━━ SUPPLIED DATA

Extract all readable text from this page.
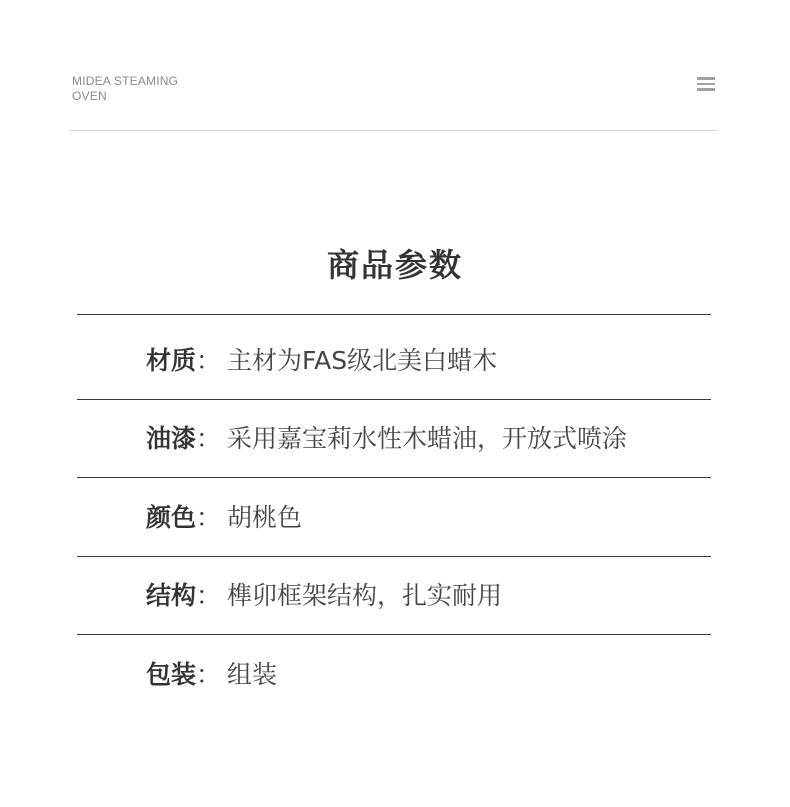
MIDEA STEAMING
OVEN
商品参数
材质： 主材为FAS级北美白蜡木
油漆： 采用嘉宝莉水性木蜡油，开放式喷涂
颜色： 胡桃色
结构： 榫卯框架结构，扎实耐用
包装： 组装
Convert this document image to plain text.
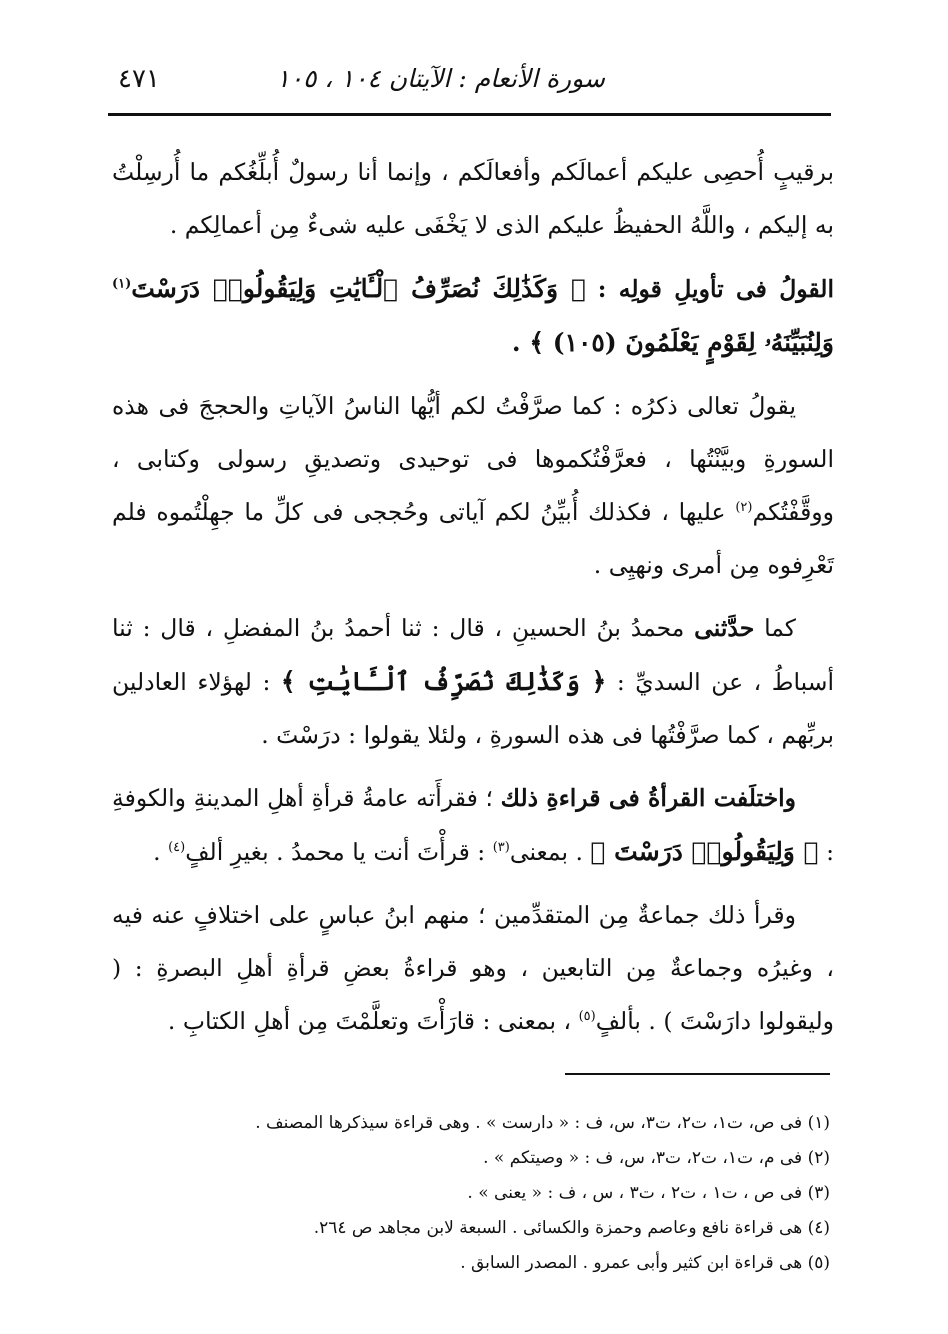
سورة الأنعام : الآيتان ١٠٤ ، ١٠٥
٤٧١

برقيبٍ أُحصِى عليكم أعمالَكم وأفعالَكم ، وإنما أنا رسولٌ أُبلِّغُكم ما أُرسِلْتُ به إليكم ، واللَّهُ الحفيظُ عليكم الذى لا يَخْفَى عليه شىءٌ مِن أعمالِكم .

القولُ فى تأويلِ قولِه : ﴿ وَكَذَٰلِكَ نُصَرِّفُ ٱلْـَٔايَٰتِ وَلِيَقُولُوا۟ دَرَسْتَ$^{(١)}$ وَلِنُبَيِّنَهُۥ لِقَوْمٍ يَعْلَمُونَ (١٠٥) ﴾ .

يقولُ تعالى ذكرُه : كما صرَّفْتُ لكم أيُّها الناسُ الآياتِ والحججَ فى هذه السورةِ وبيَّنْتُها ، فعرَّفْتُكموها فى توحيدى وتصديقِ رسولى وكتابى ، ووقَّفْتُكم$^{(٢)}$ عليها ، فكذلك أُبيِّنُ لكم آياتى وحُججى فى كلِّ ما جهِلْتُموه فلم تَعْرِفوه مِن أمرى ونهيِى .

كما حدَّثنى محمدُ بنُ الحسينِ ، قال : ثنا أحمدُ بنُ المفضلِ ، قال : ثنا أسباطُ ، عن السديِّ : ﴿ وَكَذَٰلِكَ نُصَرِّفُ ٱلْـَٔايَٰتِ ﴾ : لهؤلاء العادلين بربِّهم ، كما صرَّفْتُها فى هذه السورةِ ، ولئلا يقولوا : درَسْتَ .

واختلَفت القرأةُ فى قراءةِ ذلك ؛ فقرأَته عامةُ قرأةِ أهلِ المدينةِ والكوفةِ : ﴿ وَلِيَقُولُوا۟ دَرَسْتَ ﴾ . بمعنى$^{(٣)}$ : قرأْتَ أنت يا محمدُ . بغيرِ ألفٍ$^{(٤)}$ .

وقرأ ذلك جماعةٌ مِن المتقدِّمين ؛ منهم ابنُ عباسٍ على اختلافٍ عنه فيه ، وغيرُه وجماعةٌ مِن التابعين ، وهو قراءةُ بعضِ قرأةِ أهلِ البصرةِ : ( وليقولوا دارَسْتَ ) . بألفٍ$^{(٥)}$ ، بمعنى : قارَأْتَ وتعلَّمْتَ مِن أهلِ الكتابِ .

(١) فى ص، ت١، ت٢، ت٣، س، ف : « دارست » . وهى قراءة سيذكرها المصنف .

(٢) فى م، ت١، ت٢، ت٣، س، ف : « وصيتكم » .

(٣) فى ص ، ت١ ، ت٢ ، ت٣ ، س ، ف : « يعنى » .

(٤) هى قراءة نافع وعاصم وحمزة والكسائى . السبعة لابن مجاهد ص ٢٦٤.

(٥) هى قراءة ابن كثير وأبى عمرو . المصدر السابق .
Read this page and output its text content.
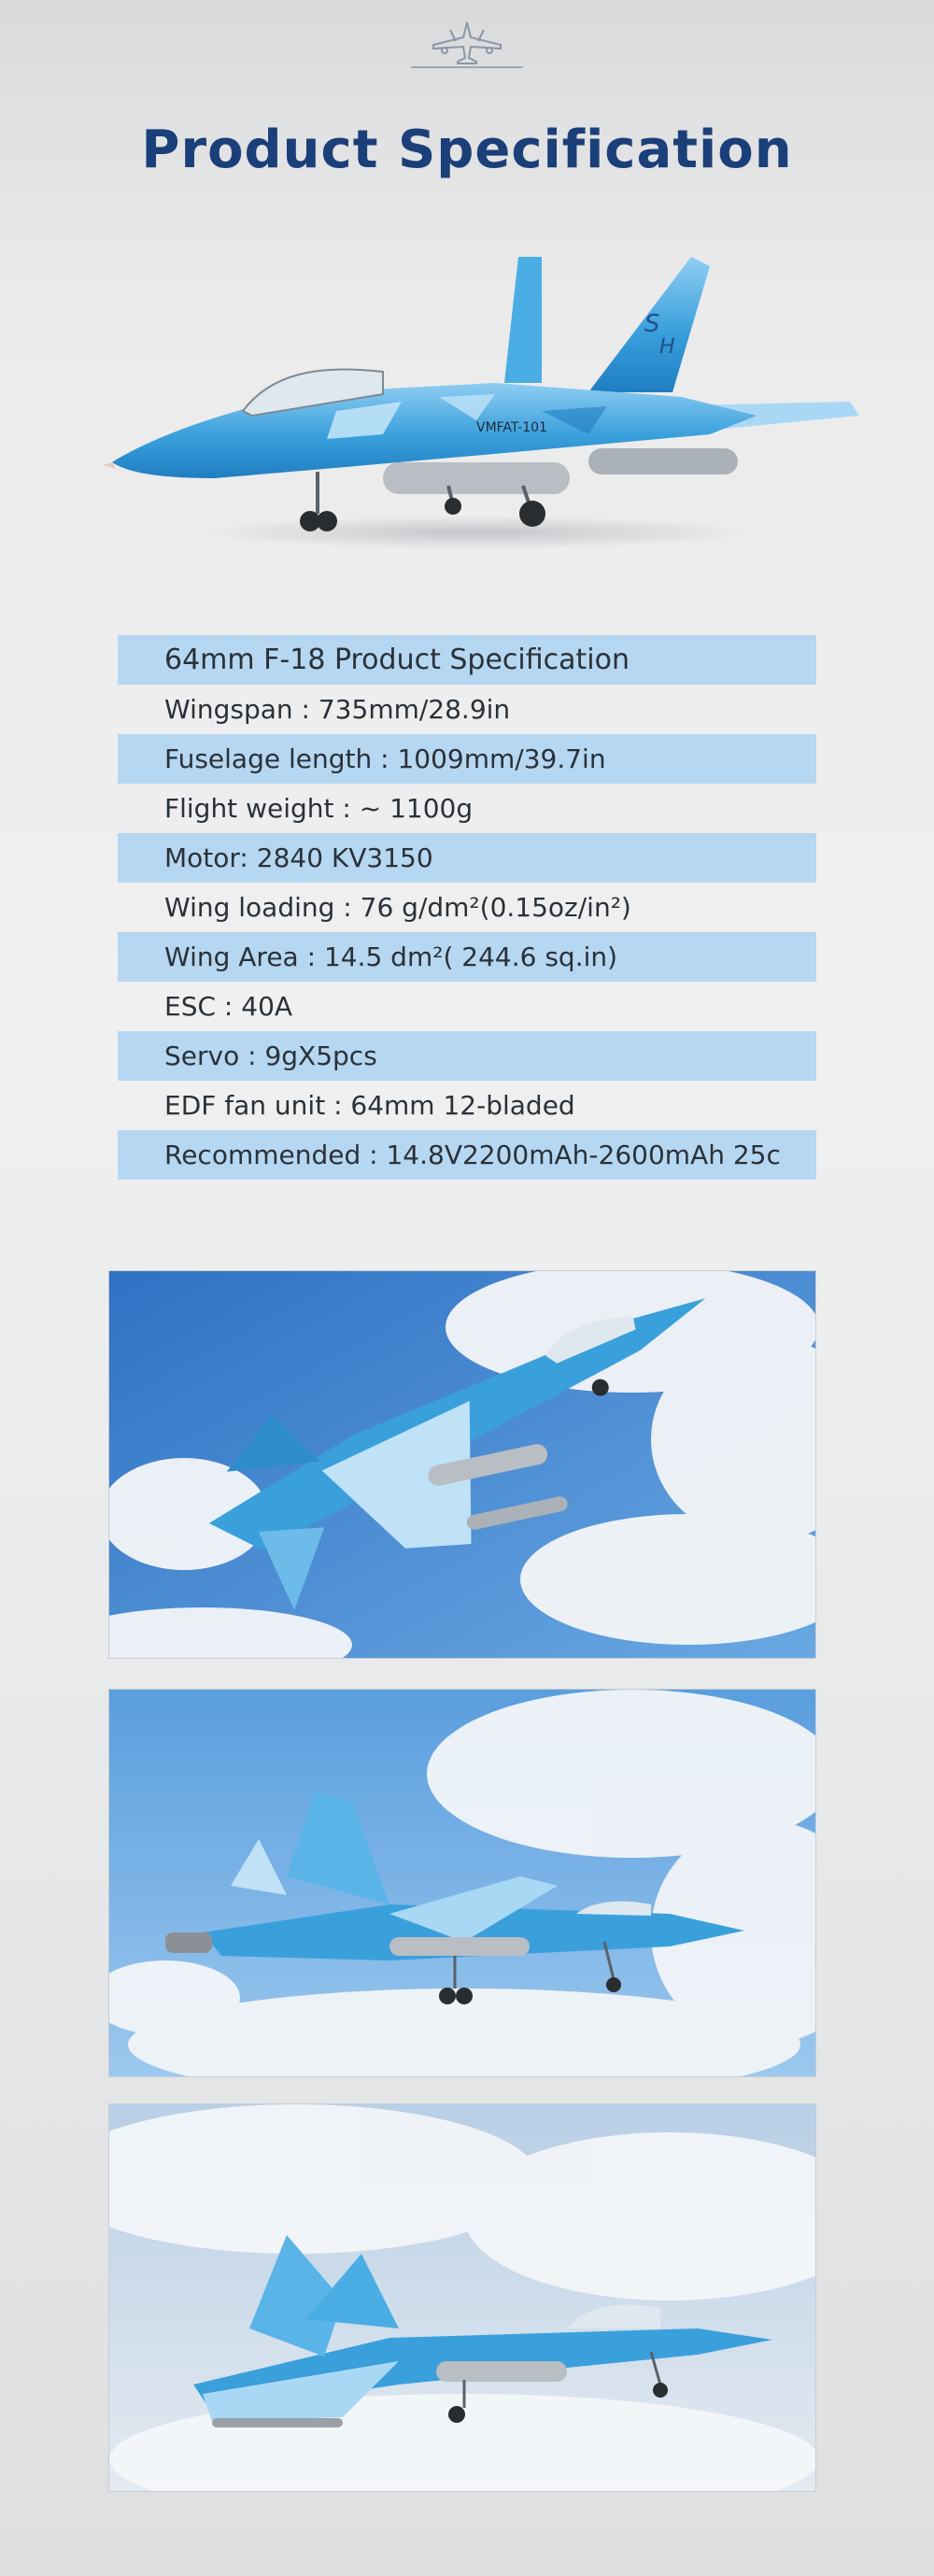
Product Specification
S
H
VMFAT-101
64mm F-18 Product Specification
Wingspan : 735mm/28.9in
Fuselage length : 1009mm/39.7in
Flight weight : ~ 1100g
Motor: 2840 KV3150
Wing loading : 76 g/dm²(0.15oz/in²)
Wing Area : 14.5 dm²( 244.6 sq.in)
ESC : 40A
Servo : 9gX5pcs
EDF fan unit : 64mm 12-bladed
Recommended : 14.8V2200mAh-2600mAh 25c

━━━━

Beginning with the line that contains "Read this page and output its text content.", repeat every remaining line of the data exactly, the last line included, and omit pictures.

Read this page and output its text content.
Product Specification
S
H
VMFAT-101
64mm F-18 Product Specification
Wingspan : 735mm/28.9in
Fuselage length : 1009mm/39.7in
Flight weight : ~ 1100g
Motor: 2840 KV3150
Wing loading : 76 g/dm²(0.15oz/in²)
Wing Area : 14.5 dm²( 244.6 sq.in)
ESC : 40A
Servo : 9gX5pcs
EDF fan unit : 64mm 12-bladed
Recommended : 14.8V2200mAh-2600mAh 25c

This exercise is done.